In the last decade, a range of digital technologies and services have hit the market and moved quickly from niche use to the mainstream. Consider that just seven years after being founded, Facebook is used by more than 50% of the online population in the United States and India, and much higher percentages in global markets from Chile to South Africa to Indonesia. And flat-panel TVs, e-readers, smartphones, and even augmented-reality apps—all largely missing from the consumer landscape just a few years ago—continue to be eagerly adopted even in the face of economic uncertainty.
As we look toward the next decade, it’s clear that we are in for even more dramatic changes in the roles that technology will play in daily life. But what technologies are poised to move from niche toward the mainstream in the next 10 years? And how will these technologies change everyday activities?
To bring this into sharper focus, Innovaro Inc.’s futures consulting group identified 10 key themes that it feels will help define the tech experience in the coming decade. These 10 “technology trajectories” will give people a powerful new “toolkit”—new devices, services, and capabilities—that will forever alter the way that we go about everyday activities, from dating and shopping to learning and working.
This glimpse of Innovaro’s 10 Technology Trajectories presents several forecasts for how these new capabilities could reshape family and home life in the next decade. And although these themes were identified with the United States and other advanced economies in mind, the Technology Trajectories have global potential to reshape life in emerging economies as they’re adopted and explored there as well.
1. Adaptive Environments. Advances in materials will make the home and work environment “smart.” Everyday objects, surfaces, and coatings will gain the ability to adapt to changing conditions or people’s needs—e.g., becoming self-cleaning, self-insulating, or protective. The built environment will no longer be simply structural and passive; it will become adaptive, functional, and smart.
2. Cloud Intelligence. The cloud will evolve from being a static repository of data into an active resource that people rely on throughout their daily lives. With new capabilities for accessing online expert systems and applications, we’ll tap into information, analysis, and contextual advice in more integrated ways. Virtual agents will migrate from being an automated form of phone-based customer service to a personalized form of support and assistance that provides information and—more importantly—performs useful tasks. For example, such agents might design a weekly menu based on a family’s health profile, fitness goals, and eating preferences, and automatically order ingredients.

....

OBJECTIVE
In the technology trajectories article, who identified the 10 key themes expected to define the tech experience in the coming decade?

....

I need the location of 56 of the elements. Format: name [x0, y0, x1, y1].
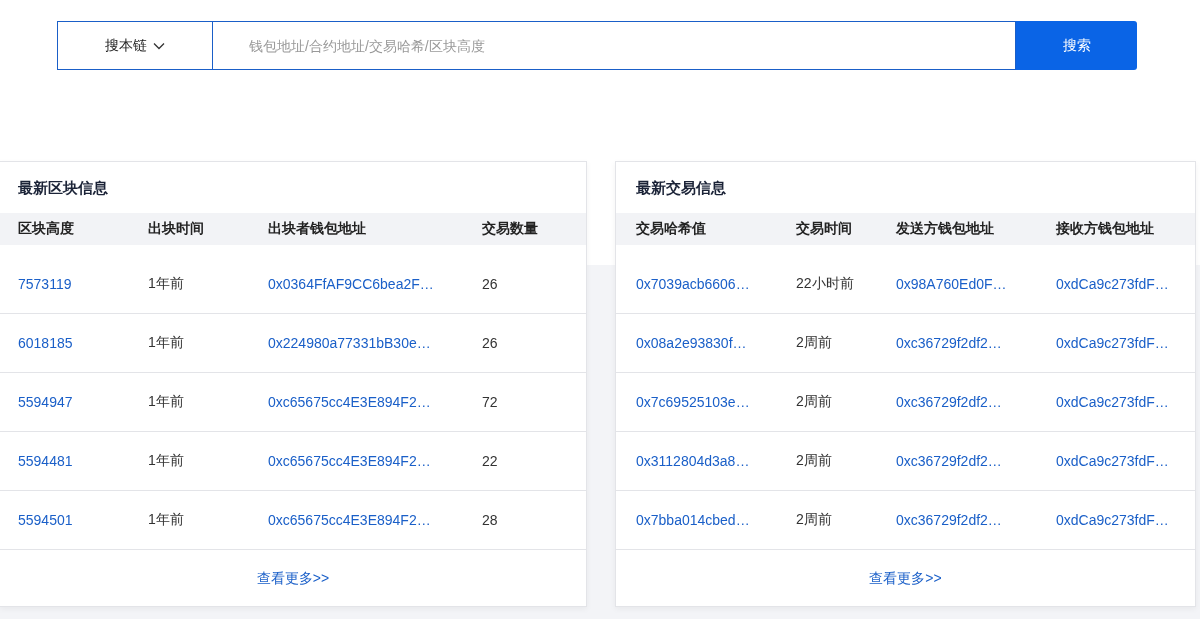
panel-title: 最新交易信息 — [635, 178, 727, 198]
table-cell: 2周前 — [796, 334, 832, 352]
table-cell: 1年前 — [148, 452, 184, 470]
table-link[interactable]: 0xdCa9c273fdF… — [1056, 335, 1169, 351]
table-cell: 22 — [482, 453, 498, 469]
chain-dropdown[interactable]: 搜本链 — [57, 21, 213, 70]
table-cell: 1年前 — [148, 275, 184, 293]
table-link[interactable]: 0x7039acb6606… — [636, 276, 750, 292]
table-link[interactable]: 0xc36729f2df2… — [896, 512, 1002, 528]
view-more-link[interactable]: 查看更多>> — [256, 570, 330, 588]
table-cell: 26 — [482, 276, 498, 292]
table-link[interactable]: 0x7bba014cbed… — [636, 512, 750, 528]
table-link[interactable]: 0x224980a77331bB30e… — [268, 335, 431, 351]
table-link[interactable]: 7573119 — [18, 276, 72, 292]
table-link[interactable]: 0xc65675cc4E3E894F2… — [268, 512, 431, 528]
table-link[interactable]: 0xdCa9c273fdF… — [1056, 276, 1169, 292]
table-link[interactable]: 0xc65675cc4E3E894F2… — [268, 394, 431, 410]
table-link[interactable]: 0xdCa9c273fdF… — [1056, 394, 1169, 410]
table-link[interactable]: 0x98A760Ed0F… — [896, 276, 1007, 292]
table-link[interactable]: 0x08a2e93830f… — [636, 335, 747, 351]
column-header: 接收方钱包地址 — [1056, 220, 1155, 238]
column-header: 交易时间 — [796, 220, 853, 238]
table-link[interactable]: 5594501 — [18, 512, 73, 528]
table-cell: 72 — [482, 394, 498, 410]
column-header: 交易哈希值 — [636, 220, 707, 238]
table-cell: 2周前 — [796, 452, 832, 470]
table-cell: 26 — [482, 335, 498, 351]
column-header: 出块时间 — [148, 220, 205, 238]
column-header: 交易数量 — [482, 220, 539, 238]
table-link[interactable]: 0x7c69525103e… — [636, 394, 750, 410]
table-link[interactable]: 0xdCa9c273fdF… — [1056, 453, 1169, 469]
table-link[interactable]: 0x3112804d3a8… — [636, 453, 750, 469]
table-cell: 2周前 — [796, 393, 832, 411]
table-cell: 22小时前 — [796, 275, 854, 293]
search-field[interactable]: 钱包地址/合约地址/交易哈希/区块高度 — [213, 21, 1016, 70]
table-link[interactable]: 0xc36729f2df2… — [896, 394, 1002, 410]
table-cell: 2周前 — [796, 511, 832, 529]
column-header: 发送方钱包地址 — [896, 220, 995, 238]
table-cell: 28 — [482, 512, 498, 528]
table-link[interactable]: 0xc36729f2df2… — [896, 335, 1002, 351]
column-header: 出块者钱包地址 — [268, 220, 367, 238]
table-cell: 1年前 — [148, 393, 184, 411]
chevron-down-icon — [153, 41, 165, 50]
table-link[interactable]: 5594481 — [18, 453, 73, 469]
table-link[interactable]: 0xdCa9c273fdF… — [1056, 512, 1169, 528]
table-link[interactable]: 0xc36729f2df2… — [896, 453, 1002, 469]
panel-title: 最新区块信息 — [17, 178, 109, 198]
table-link[interactable]: 5594947 — [18, 394, 73, 410]
search-button[interactable]: 搜索 — [1016, 21, 1137, 70]
table-link[interactable]: 0xc65675cc4E3E894F2… — [268, 453, 431, 469]
table-cell: 1年前 — [148, 334, 184, 352]
table-cell: 1年前 — [148, 511, 184, 529]
table-link[interactable]: 0x0364FfAF9CC6bea2F… — [268, 276, 434, 292]
view-more-link[interactable]: 查看更多>> — [869, 570, 942, 588]
column-header: 区块高度 — [18, 220, 75, 238]
table-link[interactable]: 6018185 — [18, 335, 73, 351]
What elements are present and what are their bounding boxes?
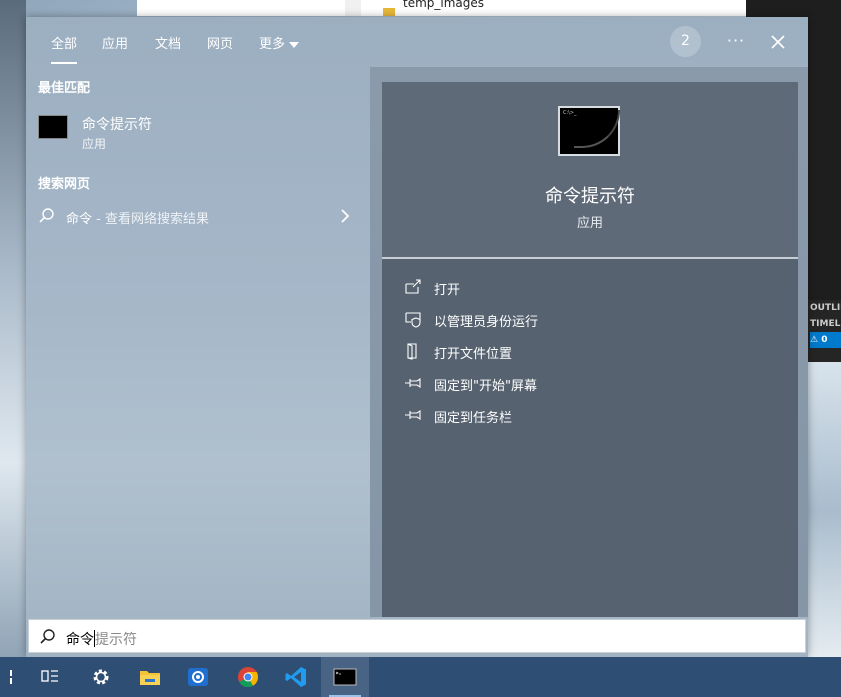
tab-more-label: 更多 [259, 37, 286, 52]
action-pin-to-taskbar[interactable]: 固定到任务栏 [382, 400, 798, 432]
start-button[interactable] [0, 657, 24, 697]
chevron-down-icon [289, 41, 300, 48]
background-explorer-window: temp_images [361, 0, 746, 16]
file-location-icon [407, 343, 417, 360]
action-run-as-admin[interactable]: 以管理员身份运行 [382, 304, 798, 336]
app-detail-header: C:\>_ 命令提示符 应用 [382, 82, 798, 259]
command-prompt-icon [38, 115, 68, 139]
start-menu-search-panel: 全部 应用 文档 网页 更多 2 ··· 最佳匹配 命令提示符 应用 搜索网页 … [26, 17, 808, 657]
desktop-wallpaper-left [0, 0, 26, 660]
snipping-tool-icon [188, 668, 208, 686]
close-button[interactable] [766, 30, 790, 54]
preview-pane: C:\>_ 命令提示符 应用 打开 以管理员身份运行 打开文件位置 固定到"开始… [370, 67, 808, 617]
search-icon [40, 629, 55, 644]
best-match-heading: 最佳匹配 [38, 81, 91, 96]
best-match-subtitle: 应用 [82, 137, 107, 151]
chrome-icon [238, 667, 259, 688]
action-pin-to-taskbar-label: 固定到任务栏 [434, 411, 513, 426]
action-open-label: 打开 [434, 283, 461, 298]
gear-icon [93, 669, 109, 685]
search-input[interactable]: 命令提示符 [28, 619, 806, 653]
action-open-file-location-label: 打开文件位置 [434, 347, 513, 362]
desktop-wallpaper-right [808, 362, 841, 660]
taskbar [0, 657, 841, 697]
more-options-button[interactable]: ··· [724, 30, 748, 54]
search-icon [39, 208, 54, 223]
tab-documents[interactable]: 文档 [155, 33, 181, 52]
action-run-as-admin-label: 以管理员身份运行 [434, 315, 539, 330]
chrome-taskbar-button[interactable] [224, 657, 272, 697]
task-view-icon [41, 670, 58, 682]
best-match-item[interactable]: 命令提示符 应用 [26, 107, 369, 159]
search-autocomplete-hint: 提示符 [95, 632, 137, 648]
folder-icon [383, 8, 395, 16]
web-search-query: 命令 [66, 212, 93, 227]
close-icon [771, 35, 785, 49]
file-explorer-taskbar-button[interactable] [126, 657, 174, 697]
action-open[interactable]: 打开 [382, 272, 798, 304]
command-prompt-icon [333, 668, 357, 686]
tab-more[interactable]: 更多 [259, 33, 300, 52]
results-list: 最佳匹配 命令提示符 应用 搜索网页 命令 - 查看网络搜索结果 [26, 67, 369, 617]
app-detail-card: C:\>_ 命令提示符 应用 打开 以管理员身份运行 打开文件位置 固定到"开始… [382, 82, 798, 617]
explorer-item: temp_images [403, 0, 485, 10]
pin-taskbar-icon [405, 409, 421, 421]
windows-logo-icon [10, 670, 12, 684]
app-detail-subtitle: 应用 [576, 216, 603, 231]
app-detail-title: 命令提示符 [545, 186, 635, 207]
web-search-item[interactable]: 命令 - 查看网络搜索结果 [26, 201, 369, 231]
background-window-divider [345, 0, 361, 16]
snipping-tool-taskbar-button[interactable] [174, 657, 222, 697]
search-typed-text: 命令 [66, 632, 94, 648]
background-window-left [137, 0, 345, 16]
command-prompt-taskbar-button[interactable] [321, 657, 369, 697]
tab-web[interactable]: 网页 [207, 33, 233, 52]
tab-apps[interactable]: 应用 [102, 33, 128, 52]
web-search-heading: 搜索网页 [38, 177, 91, 192]
vscode-side-panels: OUTLINE TIMELINE ⚠ 0 [808, 300, 841, 362]
settings-taskbar-button[interactable] [77, 657, 125, 697]
rewards-badge[interactable]: 2 [670, 26, 701, 57]
task-view-button[interactable] [26, 657, 74, 697]
web-search-suffix: - 查看网络搜索结果 [92, 212, 209, 227]
vscode-icon [285, 667, 306, 687]
shield-admin-icon [405, 312, 421, 328]
best-match-title: 命令提示符 [82, 117, 152, 133]
folder-icon [140, 671, 160, 685]
timeline-panel-label: TIMELINE [810, 319, 841, 329]
open-icon [405, 279, 421, 294]
action-pin-to-start-label: 固定到"开始"屏幕 [434, 379, 537, 394]
filter-tab-bar: 全部 应用 文档 网页 更多 2 ··· [26, 17, 808, 67]
chevron-right-icon [341, 209, 350, 223]
command-prompt-large-icon: C:\>_ [558, 106, 620, 156]
tab-all[interactable]: 全部 [51, 33, 78, 64]
action-open-file-location[interactable]: 打开文件位置 [382, 336, 798, 368]
action-pin-to-start[interactable]: 固定到"开始"屏幕 [382, 368, 798, 400]
pin-start-icon [405, 377, 421, 389]
vscode-status-item: ⚠ 0 [810, 332, 841, 348]
outline-panel-label: OUTLINE [810, 303, 841, 313]
vscode-taskbar-button[interactable] [272, 657, 320, 697]
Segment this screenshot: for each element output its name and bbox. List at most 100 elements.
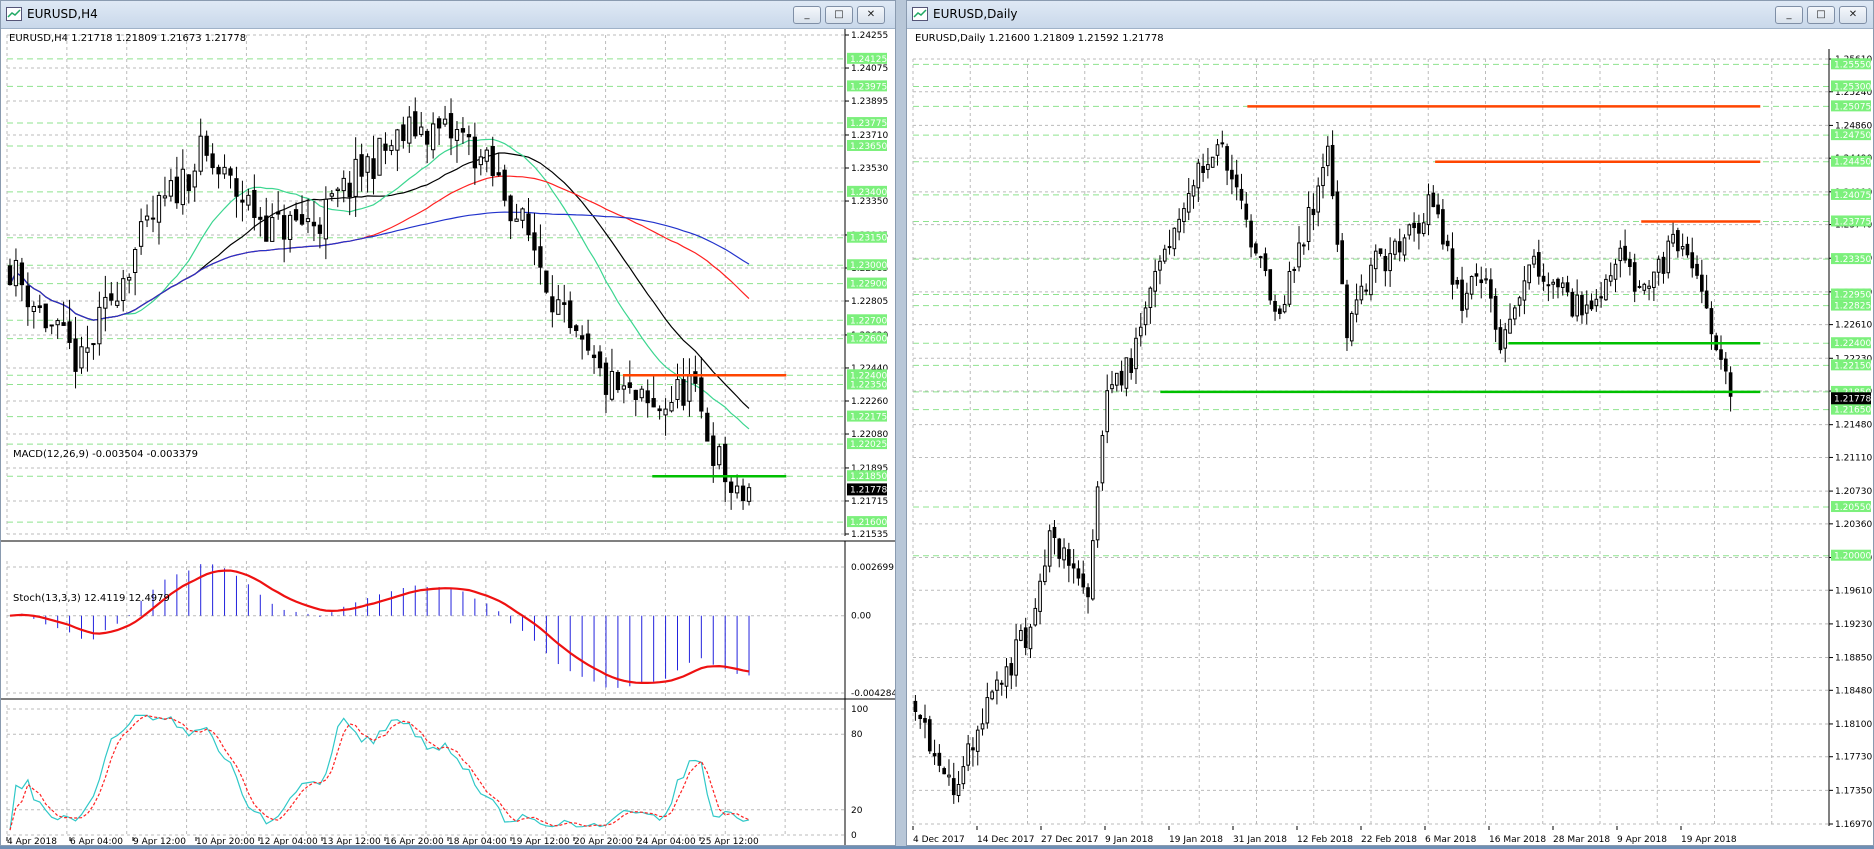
daily-candle-body [971,747,975,751]
h4-time-label: 25 Apr 12:00 [700,837,759,845]
daily-time-label: 19 Jan 2018 [1169,835,1223,845]
h4-candle-body [538,246,543,268]
daily-candle-body [1723,358,1728,372]
h4-moving-average-line [9,175,750,321]
h4-candle-body [395,129,400,151]
daily-candle-body [1316,185,1321,213]
h4-price-tick-label: 1.22805 [851,297,888,307]
daily-candle-body [937,752,942,766]
daily-candle-body [1110,384,1114,390]
h4-candle-body [645,390,650,404]
daily-window-titlebar[interactable]: EURUSD,Daily _ □ ✕ [907,1,1873,29]
daily-green-price-label: 1.21650 [1834,406,1871,416]
h4-candle-body [585,333,591,351]
h4-candle-body [55,320,60,326]
daily-time-label: 16 Mar 2018 [1489,835,1546,845]
close-button[interactable]: ✕ [1839,6,1867,24]
h4-candle-body [699,377,704,412]
daily-chart-window[interactable]: EURUSD,Daily _ □ ✕ 1.256101.252401.24860… [906,0,1874,846]
daily-candle-body [951,778,956,796]
daily-candle-body [995,679,999,691]
h4-candle-body [383,143,388,151]
daily-candle-body [1129,358,1134,373]
daily-candle-body [1321,167,1325,187]
daily-candle-body [1278,308,1282,315]
h4-candle-body [633,389,638,400]
h4-price-tick-label: 1.21715 [851,497,888,507]
daily-candle-body [1019,629,1023,641]
h4-candle-body [210,153,215,169]
daily-candle-body [1661,256,1666,274]
daily-candle-body [961,766,966,785]
h4-candle-body [413,111,418,137]
daily-green-price-label: 1.25550 [1834,60,1871,70]
daily-window-title: EURUSD,Daily [933,7,1018,21]
daily-candle-body [1153,270,1157,292]
maximize-button[interactable]: □ [825,6,853,24]
h4-current-price-label: 1.21778 [850,485,887,495]
h4-candle-body [478,156,483,166]
h4-candle-body [520,208,525,221]
daily-candle-body [1124,357,1129,389]
daily-candle-body [1580,294,1584,316]
daily-candle-body [1138,326,1143,337]
h4-candle-body [734,485,740,494]
h4-candle-body [442,118,448,125]
h4-candle-body [144,215,150,221]
h4-chart-window[interactable]: EURUSD,H4 _ □ ✕ 1.24255 1.24075 1.23895 1.2… [0,0,897,847]
h4-candle-body [133,249,138,273]
daily-candle-body [1613,263,1618,280]
daily-candle-body [1719,349,1723,360]
h4-candle-body [580,335,585,340]
h4-candle-body [657,408,662,412]
h4-time-label: 20 Apr 20:00 [574,837,633,845]
daily-green-price-label: 1.23350 [1834,255,1871,265]
window-splitter[interactable] [896,0,906,846]
h4-candle-body [258,216,263,220]
daily-candle-body [1426,194,1431,226]
daily-candle-body [1134,337,1138,370]
h4-chart-canvas[interactable]: 1.24255 1.24075 1.23895 1.23710 1.23530 1.233… [1,25,897,847]
daily-candle-body [1014,639,1018,676]
daily-candle-body [1608,275,1613,282]
h4-candle-body [681,379,686,406]
daily-candle-body [1273,300,1277,312]
h4-candle-body [448,113,454,139]
daily-candle-body [1517,297,1522,306]
minimize-button[interactable]: _ [793,6,821,24]
macd-title: MACD(12,26,9) -0.003504 -0.003379 [13,449,198,460]
daily-candle-body [932,753,937,757]
daily-candle-body [1402,237,1407,256]
daily-candle-body [927,719,932,752]
minimize-button[interactable]: _ [1775,6,1803,24]
h4-candle-body [711,435,716,466]
daily-candle-body [1091,540,1095,600]
h4-candle-body [609,370,615,400]
daily-candle-body [1359,285,1364,301]
daily-candle-body [1009,663,1014,676]
maximize-button[interactable]: □ [1807,6,1835,24]
daily-candle-body [1201,165,1205,174]
h4-candle-body [162,195,168,199]
daily-time-label: 31 Jan 2018 [1233,835,1287,845]
daily-candle-body [1431,192,1436,208]
daily-chart-canvas[interactable]: 1.256101.252401.248601.244901.241101.237… [907,29,1873,845]
daily-candle-body [1373,250,1378,270]
h4-candle-body [603,362,609,395]
daily-candle-body [1560,282,1565,288]
daily-time-label: 12 Feb 2018 [1297,835,1353,845]
daily-candle-body [1378,248,1383,254]
daily-candle-body [1143,307,1148,326]
daily-candle-body [1556,278,1560,288]
daily-candle-body [1570,291,1575,317]
h4-price-tick-label: 1.23710 [851,131,888,141]
close-button[interactable]: ✕ [857,6,885,24]
h4-candle-body [270,217,275,242]
daily-chart-area[interactable]: 1.256101.252401.248601.244901.241101.237… [907,29,1873,845]
stoch-tick-label: 100 [851,705,868,715]
daily-candle-body [1167,246,1172,249]
h4-window-titlebar[interactable]: EURUSD,H4 _ □ ✕ [1,1,895,29]
daily-candle-body [1028,626,1033,650]
h4-chart-area[interactable]: 1.24255 1.24075 1.23895 1.23710 1.23530 1.233… [1,25,897,847]
daily-price-tick-label: 1.20730 [1835,487,1872,497]
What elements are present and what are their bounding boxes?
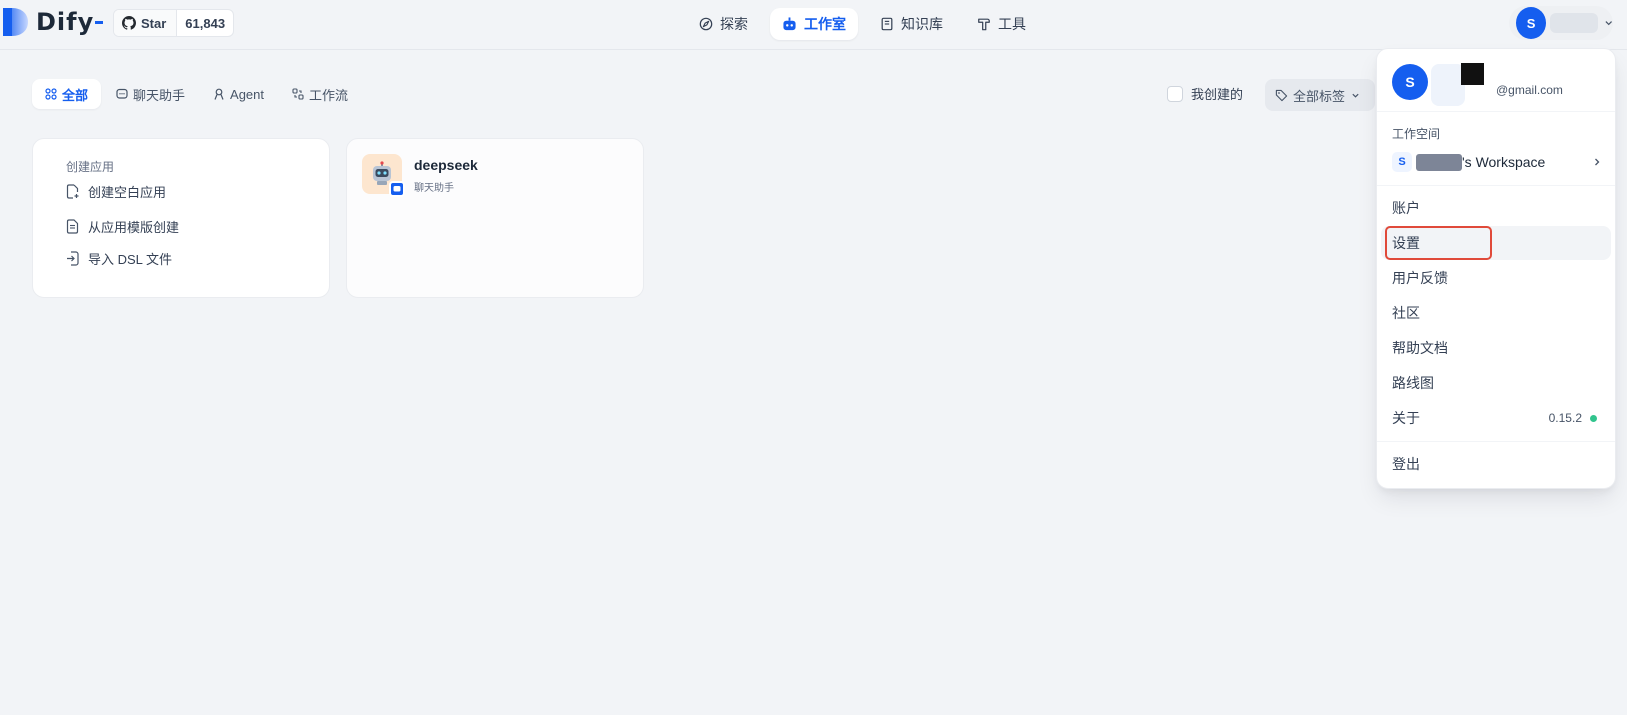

....

WRITTEN RESPONSE
Innovaro Inc.'s futures consulting group